== Available records
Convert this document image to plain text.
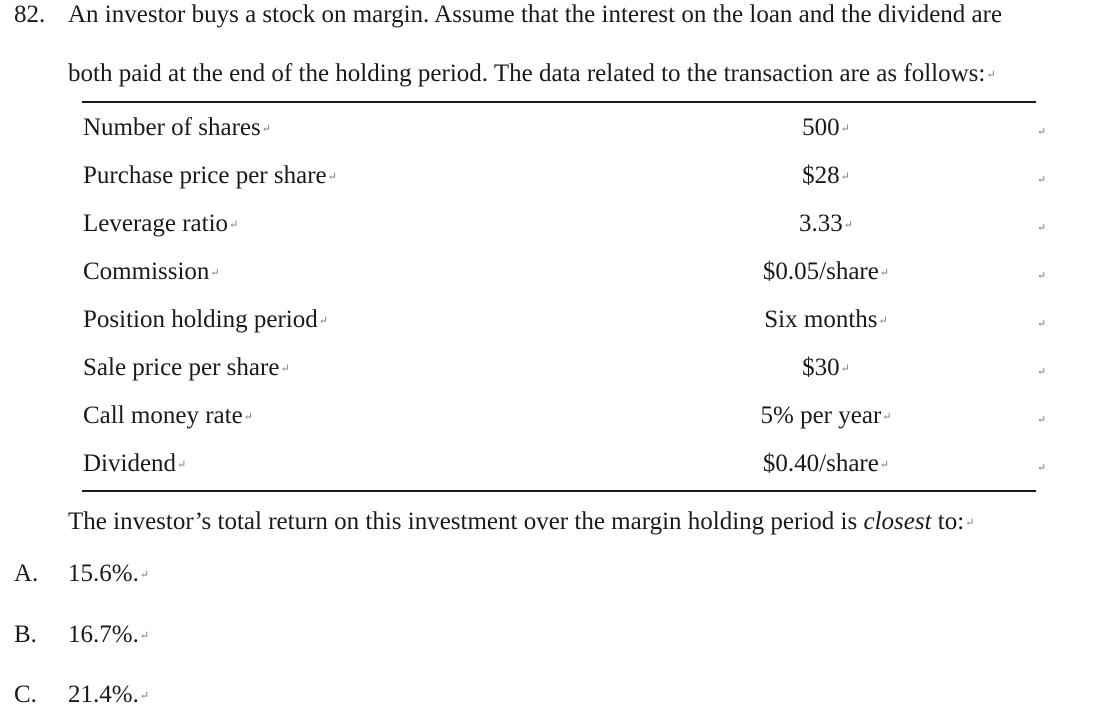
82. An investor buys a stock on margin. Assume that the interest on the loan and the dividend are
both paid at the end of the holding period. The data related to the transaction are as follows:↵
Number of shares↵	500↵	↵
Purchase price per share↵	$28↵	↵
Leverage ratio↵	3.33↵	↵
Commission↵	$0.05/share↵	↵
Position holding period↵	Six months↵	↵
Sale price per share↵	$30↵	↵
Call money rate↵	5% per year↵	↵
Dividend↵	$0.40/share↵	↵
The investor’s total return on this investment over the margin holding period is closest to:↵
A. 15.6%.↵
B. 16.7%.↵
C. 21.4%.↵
====
## Stated exercise
Search the records for the word "period" and copy every line where it occurs.

## Solved exercise
both paid at the end of the holding period. The data related to the transaction are as follows:↵
Position holding period↵	Six months↵	↵
The investor’s total return on this investment over the margin holding period is closest to:↵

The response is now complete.